● Task requirements:
How many lines in the entries below contain the string "icon"? Reply with the number alone.

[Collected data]
☆ ☆ ☆

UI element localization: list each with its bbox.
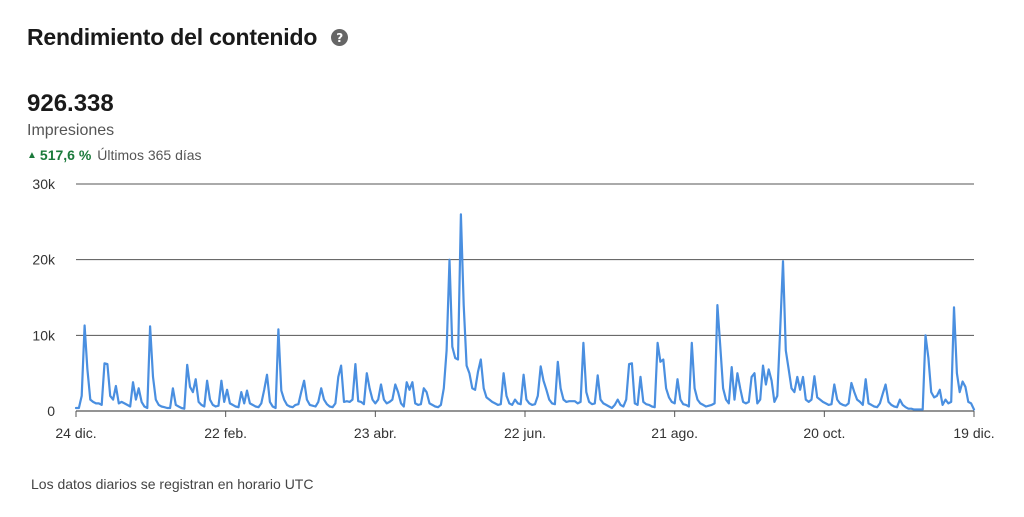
x-tick-label-3: 22 jun. bbox=[504, 425, 546, 441]
change-period: Últimos 365 días bbox=[97, 147, 202, 163]
y-tick-label-2: 20k bbox=[32, 252, 56, 268]
header: Rendimiento del contenido ? bbox=[27, 24, 349, 51]
x-tick-label-6: 19 dic. bbox=[953, 425, 994, 441]
impressions-label: Impresiones bbox=[27, 122, 115, 139]
change-indicator: ▲ 517,6 % Últimos 365 días bbox=[27, 147, 202, 163]
x-tick-label-0: 24 dic. bbox=[55, 425, 96, 441]
footnote: Los datos diarios se registran en horari… bbox=[31, 476, 314, 492]
change-percent: 517,6 % bbox=[39, 147, 92, 163]
triangle-up-icon: ▲ bbox=[27, 149, 37, 161]
x-tick-label-4: 21 ago. bbox=[651, 425, 698, 441]
help-icon[interactable]: ? bbox=[331, 29, 349, 46]
page-title: Rendimiento del contenido bbox=[27, 24, 318, 50]
impressions-value: 926.338 bbox=[27, 90, 114, 117]
x-tick-label-1: 22 feb. bbox=[204, 425, 247, 441]
impressions-series-line bbox=[74, 213, 976, 411]
x-tick-label-5: 20 oct. bbox=[803, 425, 845, 441]
y-tick-label-1: 10k bbox=[32, 327, 56, 343]
y-tick-label-0: 0 bbox=[47, 403, 55, 419]
x-tick-label-2: 23 abr. bbox=[354, 425, 397, 441]
y-tick-label-3: 30k bbox=[32, 176, 56, 192]
impressions-line-chart: 0 10k 20k 30k 24 dic. 22 feb. 23 abr. 22 jun. 21… bbox=[32, 176, 994, 441]
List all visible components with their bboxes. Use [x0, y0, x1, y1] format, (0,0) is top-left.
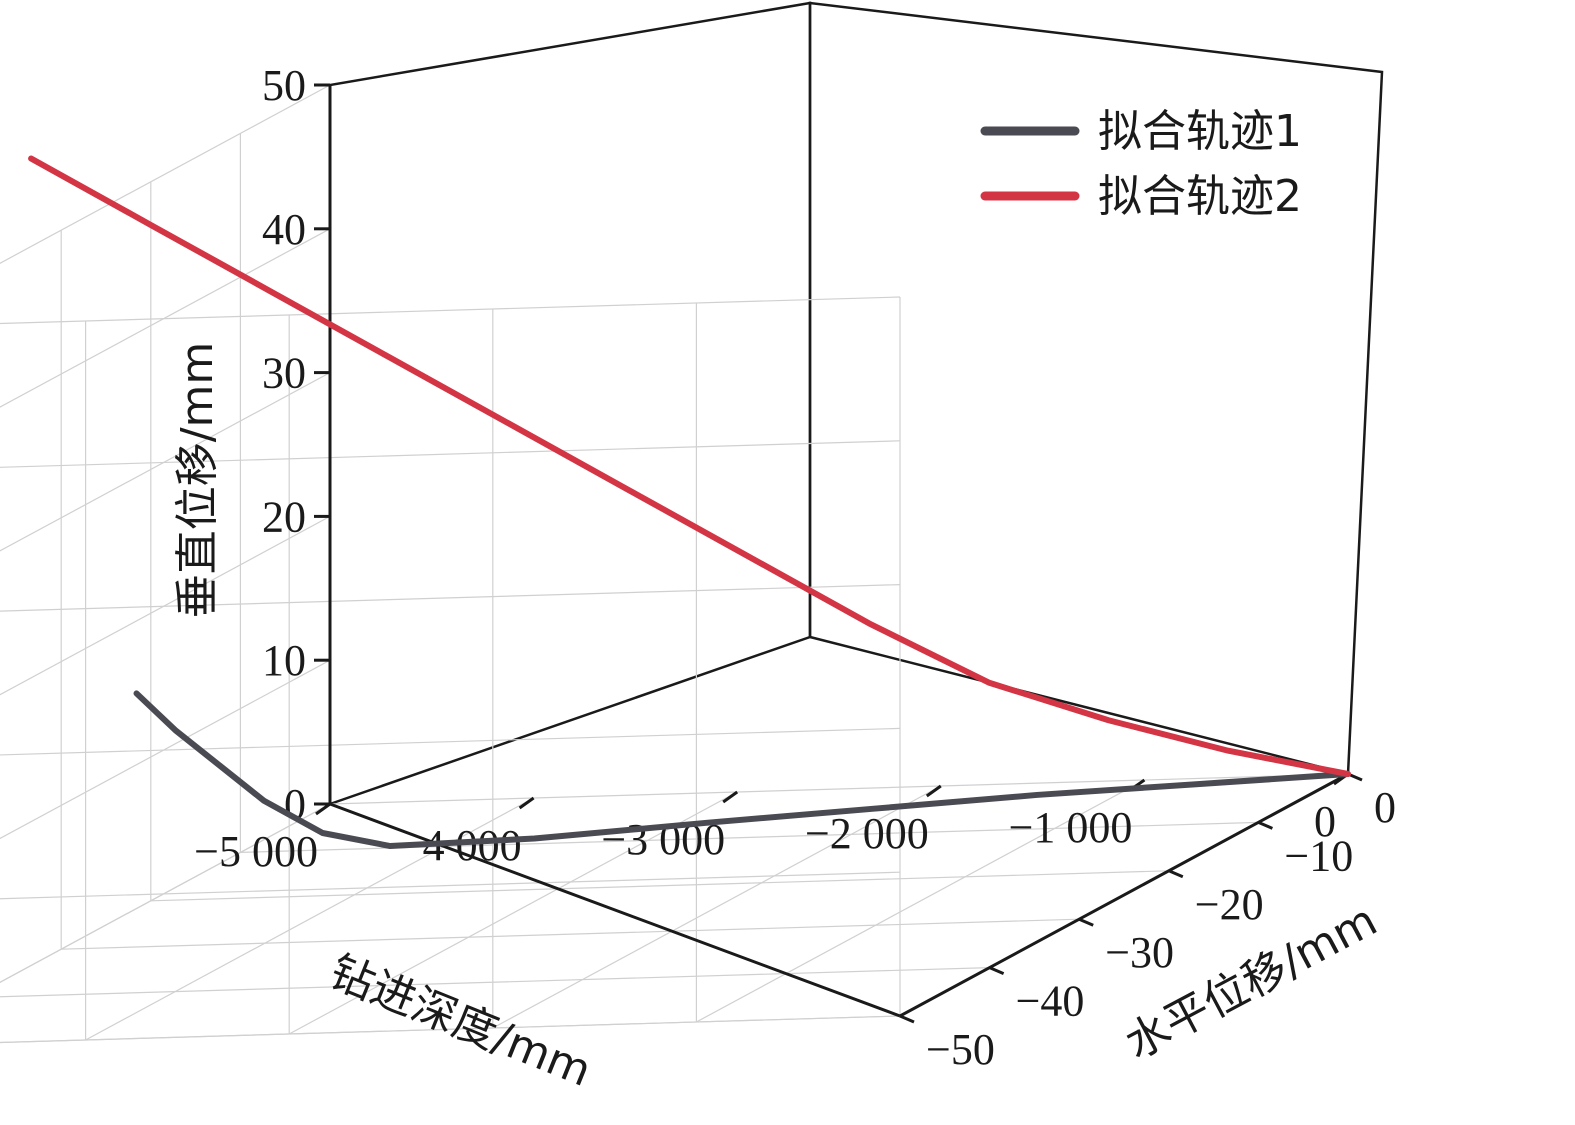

☆ ☆ ☆

● Output for this task:
2